**Directive**: From the listing below, copy every line with the word "text".

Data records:
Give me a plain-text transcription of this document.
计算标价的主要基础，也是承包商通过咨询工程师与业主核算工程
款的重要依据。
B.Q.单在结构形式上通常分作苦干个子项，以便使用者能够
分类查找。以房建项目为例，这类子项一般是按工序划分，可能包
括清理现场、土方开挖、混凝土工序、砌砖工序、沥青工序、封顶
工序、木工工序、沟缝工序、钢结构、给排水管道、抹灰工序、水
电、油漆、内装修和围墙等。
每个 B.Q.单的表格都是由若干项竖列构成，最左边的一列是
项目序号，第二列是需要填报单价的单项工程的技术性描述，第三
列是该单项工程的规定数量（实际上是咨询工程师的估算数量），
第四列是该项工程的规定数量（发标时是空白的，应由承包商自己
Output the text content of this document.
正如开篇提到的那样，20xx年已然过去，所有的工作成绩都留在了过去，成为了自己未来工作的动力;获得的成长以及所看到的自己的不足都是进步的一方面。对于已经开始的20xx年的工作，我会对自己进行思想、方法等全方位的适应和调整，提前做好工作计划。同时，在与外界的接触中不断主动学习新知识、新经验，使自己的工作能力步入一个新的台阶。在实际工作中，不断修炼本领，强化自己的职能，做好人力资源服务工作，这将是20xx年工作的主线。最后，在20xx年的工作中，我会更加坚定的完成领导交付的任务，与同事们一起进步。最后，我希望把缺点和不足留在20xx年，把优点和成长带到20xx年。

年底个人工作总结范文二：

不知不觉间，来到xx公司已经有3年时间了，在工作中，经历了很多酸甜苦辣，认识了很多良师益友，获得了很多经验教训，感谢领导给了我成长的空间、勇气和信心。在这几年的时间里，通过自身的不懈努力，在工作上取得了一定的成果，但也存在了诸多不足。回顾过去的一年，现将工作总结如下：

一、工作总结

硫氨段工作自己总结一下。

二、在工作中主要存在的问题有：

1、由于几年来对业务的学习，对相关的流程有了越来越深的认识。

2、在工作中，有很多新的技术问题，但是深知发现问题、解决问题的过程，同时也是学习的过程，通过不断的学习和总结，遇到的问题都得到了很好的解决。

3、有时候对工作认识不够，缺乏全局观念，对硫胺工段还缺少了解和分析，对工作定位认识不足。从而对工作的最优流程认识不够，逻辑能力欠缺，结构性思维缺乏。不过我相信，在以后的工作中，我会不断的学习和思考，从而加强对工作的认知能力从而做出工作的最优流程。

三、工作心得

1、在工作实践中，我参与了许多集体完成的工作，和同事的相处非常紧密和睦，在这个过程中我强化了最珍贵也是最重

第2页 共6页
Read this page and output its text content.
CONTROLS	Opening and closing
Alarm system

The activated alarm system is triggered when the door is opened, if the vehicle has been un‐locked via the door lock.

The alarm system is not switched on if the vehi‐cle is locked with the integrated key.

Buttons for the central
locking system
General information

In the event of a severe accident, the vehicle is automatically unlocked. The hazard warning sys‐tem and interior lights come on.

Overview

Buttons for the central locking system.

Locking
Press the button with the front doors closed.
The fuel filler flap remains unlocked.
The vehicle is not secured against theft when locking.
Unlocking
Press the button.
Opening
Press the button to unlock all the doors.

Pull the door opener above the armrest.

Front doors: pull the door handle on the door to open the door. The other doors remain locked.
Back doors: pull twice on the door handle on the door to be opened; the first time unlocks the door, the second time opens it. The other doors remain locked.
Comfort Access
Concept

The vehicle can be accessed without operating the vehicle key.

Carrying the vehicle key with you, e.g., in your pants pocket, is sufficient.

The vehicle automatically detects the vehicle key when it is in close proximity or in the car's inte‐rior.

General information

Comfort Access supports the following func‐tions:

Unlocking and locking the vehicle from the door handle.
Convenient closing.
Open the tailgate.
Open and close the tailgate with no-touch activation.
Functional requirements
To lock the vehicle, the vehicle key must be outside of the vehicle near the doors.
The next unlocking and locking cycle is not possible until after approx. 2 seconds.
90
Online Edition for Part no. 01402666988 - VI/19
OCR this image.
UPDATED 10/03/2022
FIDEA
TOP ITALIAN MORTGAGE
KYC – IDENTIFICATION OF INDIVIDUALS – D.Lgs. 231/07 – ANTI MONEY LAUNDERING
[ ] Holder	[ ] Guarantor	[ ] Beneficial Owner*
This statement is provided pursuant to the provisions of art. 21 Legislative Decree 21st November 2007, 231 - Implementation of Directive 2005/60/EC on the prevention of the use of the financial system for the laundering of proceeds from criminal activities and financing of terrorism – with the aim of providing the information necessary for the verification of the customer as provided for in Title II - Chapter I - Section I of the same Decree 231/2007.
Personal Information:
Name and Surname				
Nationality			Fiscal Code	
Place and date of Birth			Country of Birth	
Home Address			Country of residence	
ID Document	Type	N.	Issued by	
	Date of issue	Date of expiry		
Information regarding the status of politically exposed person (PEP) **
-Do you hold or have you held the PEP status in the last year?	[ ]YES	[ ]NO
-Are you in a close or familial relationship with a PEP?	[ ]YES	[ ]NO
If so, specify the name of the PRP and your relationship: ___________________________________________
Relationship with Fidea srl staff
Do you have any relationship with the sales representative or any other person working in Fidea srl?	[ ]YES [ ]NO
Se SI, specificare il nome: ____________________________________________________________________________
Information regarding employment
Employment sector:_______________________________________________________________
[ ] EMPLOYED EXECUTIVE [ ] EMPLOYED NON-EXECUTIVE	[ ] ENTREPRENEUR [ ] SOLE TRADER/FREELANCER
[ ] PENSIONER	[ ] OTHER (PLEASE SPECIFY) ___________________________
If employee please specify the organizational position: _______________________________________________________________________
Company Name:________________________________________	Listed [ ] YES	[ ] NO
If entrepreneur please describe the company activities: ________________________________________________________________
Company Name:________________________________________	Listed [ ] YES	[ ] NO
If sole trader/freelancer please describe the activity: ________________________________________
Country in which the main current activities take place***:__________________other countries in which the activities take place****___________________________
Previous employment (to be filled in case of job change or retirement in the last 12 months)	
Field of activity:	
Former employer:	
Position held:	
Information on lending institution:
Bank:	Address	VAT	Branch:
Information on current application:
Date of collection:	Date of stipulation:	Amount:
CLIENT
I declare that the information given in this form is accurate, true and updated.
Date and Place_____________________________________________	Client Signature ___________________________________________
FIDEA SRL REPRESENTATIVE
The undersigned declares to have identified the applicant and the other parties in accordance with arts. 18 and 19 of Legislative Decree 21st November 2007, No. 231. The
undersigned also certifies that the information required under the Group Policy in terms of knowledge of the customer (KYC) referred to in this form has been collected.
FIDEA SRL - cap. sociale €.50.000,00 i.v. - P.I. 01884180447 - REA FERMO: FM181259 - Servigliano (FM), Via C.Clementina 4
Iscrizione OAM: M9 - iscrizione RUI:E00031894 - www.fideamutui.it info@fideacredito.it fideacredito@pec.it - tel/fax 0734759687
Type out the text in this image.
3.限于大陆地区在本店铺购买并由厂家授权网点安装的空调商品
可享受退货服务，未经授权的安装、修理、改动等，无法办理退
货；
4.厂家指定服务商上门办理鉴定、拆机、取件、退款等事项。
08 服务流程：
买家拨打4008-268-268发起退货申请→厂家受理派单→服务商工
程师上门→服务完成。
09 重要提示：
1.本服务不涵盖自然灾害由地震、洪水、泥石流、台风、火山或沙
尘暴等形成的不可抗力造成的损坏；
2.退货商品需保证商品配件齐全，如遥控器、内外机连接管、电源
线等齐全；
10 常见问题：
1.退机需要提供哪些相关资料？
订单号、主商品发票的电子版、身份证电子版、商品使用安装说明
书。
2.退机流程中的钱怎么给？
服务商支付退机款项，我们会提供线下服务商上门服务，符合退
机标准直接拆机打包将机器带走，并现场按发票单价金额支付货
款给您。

**Expected answer**:
Give me a plain-text transcription of this document.
Output the text content of this document.
Read this page and output its text content.
Type out the text in this image.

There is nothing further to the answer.